◆ Extract ◆
So I will be missing out on all that electrical stuff anyway.
But I’m sure my grandchildren are more than capable of voting for their own best interests regardless of what currently aging boomers have planned for them.
OK Boomer?
So we instead need to look towards the real issue which is that fossil fuels will run out, especially oil which is the focus of your transport calculation
Even if you ludicrously say that oil can be made to last at current production rates with whatever growth is needed for 12 x 18 = 216 years then that still means we need to be building one new plant every year.
That’s why its imperative that we do something about this now. But we need to do it for the right reasons. The wrong reason includes CCS which is a waste of time, money and energy.
First, I think you mean 12 * 18 = 216 months, not years.
Next, here’s cumulative US oil production and US proven reserves … not seeing the problem here.
Yes, we’ll need more electricity production. But electric cars and trucks make the need skyrocket far beyond possibilities …
w.
Nope. You had months (ie one plant per month) I stretched the whole thing out by a factor of 12 to make it years.
You’re talking about 216 years in the future??
Seriously???
Pass …
w.
You’re right 216 years is absolutely crazy. There is no way oil will last that long.
But the key point here is that its one plant per year on the assumption the fossil fuels (ie oil) can be made to last that long for the transition to nuclear energy. It cant.
Maybe you think 216 years is long enough for some new saviour energy technology to come along? I hear they sustained a fusion reaction for 5 seconds recently.
I’m not at all sure why you think it is so unlikely that substantial new oil and gas reserves won’t continue to be found, even if we burn them up as a significant part of the energy mix for the next couple of hundred years. The thing is, if new reserves take a more and more expensive effort to reach as time goes on, that’s just an incentive to go more and more nuclear, with the feedstock elements for nuclear fission being in plentiful enough supply to last for many thousands of years.
Just to emphasize the vast amount of time that the natural “biotech’ of the world has had, to concentrate and store large amounts of solar energy in the oil reserves, I provide you here with a handy educational link, along with a quick extended quotation from the article there:
https://energyeducation.ca/encyclopedia/Oil_formation
” 70% of oil deposits existing today were formed in the Mesozoic age (252 to 66 million years ago) … This is likely because the Mesozoic age was marked by a tropical climate, with large amounts of plankton in the ocean … The energy in oil initially comes from the Sun, and is energy from sunlight that is trapped in chemical form by dead plankton ”
The point is that none of this gives any indication that the finding of new oil should be expected to come to a sudden end on this middling large planet of ours — the prospectors just keep digging deeper and finding more ‘good stuff’ that was created during all those millions of years, whether any worrywarts like it or not..
Also on the educational end of things, someone else out there might happen to have some sort of handy link on just how much *nuclear fission* energy supply is accessible to us. I just know from previous reading that it is an incredibly large amount, to be sure..

◆ Source excerpt ◆
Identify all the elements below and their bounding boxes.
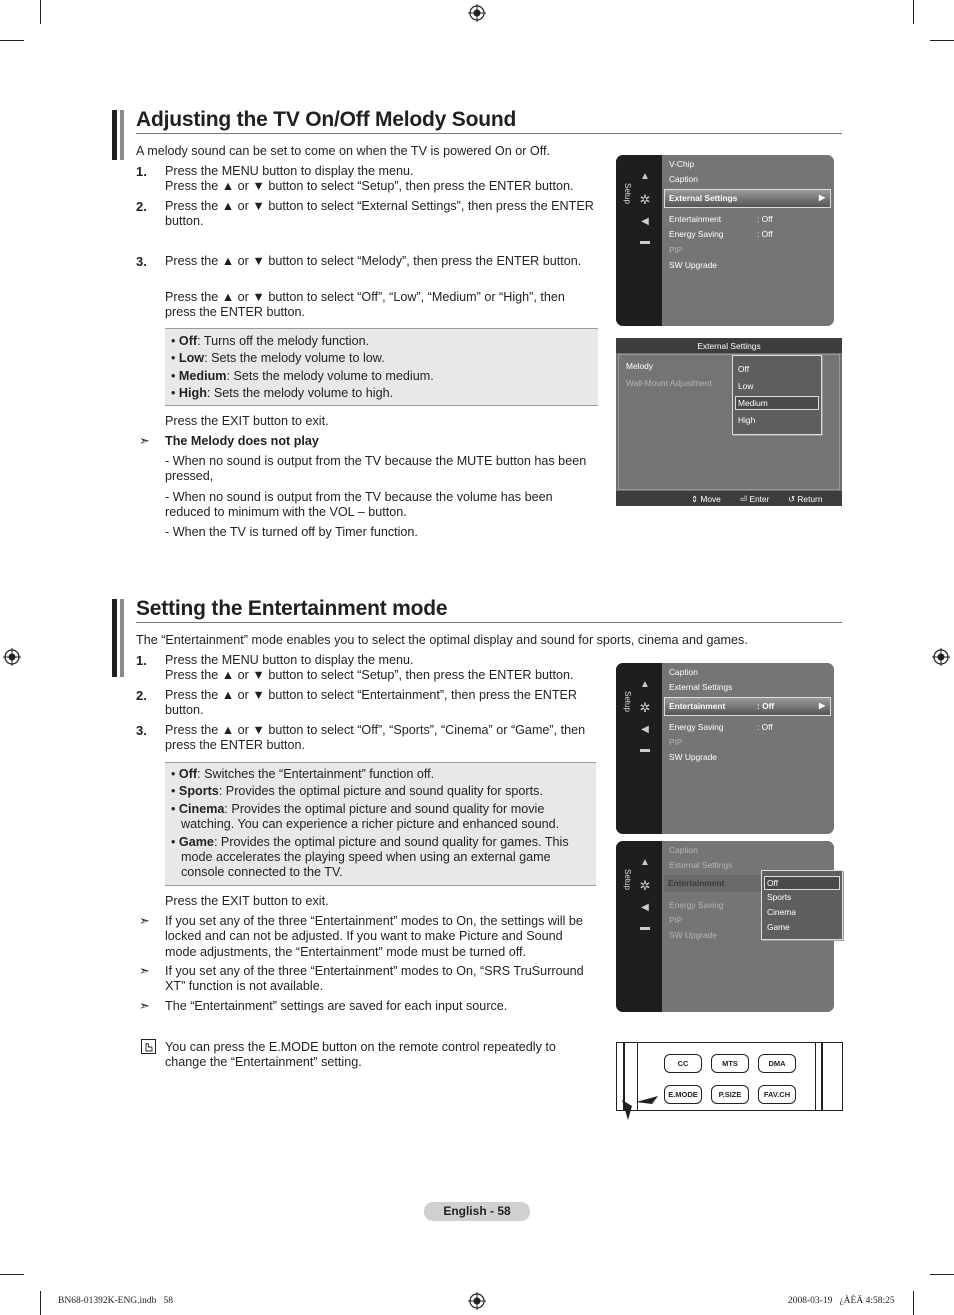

◆ Directive ◆
Rewrite the thread starting at "First, I think" and ending at "in the future??", changing "electricity production" to "power generation" throughout. The data is a separate body of material from the text.

◆ Written response ◆
First, I think you mean 12 * 18 = 216 months, not years.
Next, here’s cumulative US oil production and US proven reserves … not seeing the problem here.
Yes, we’ll need more power generation. But electric cars and trucks make the need skyrocket far beyond possibilities …
w.
Nope. You had months (ie one plant per month) I stretched the whole thing out by a factor of 12 to make it years.
You’re talking about 216 years in the future??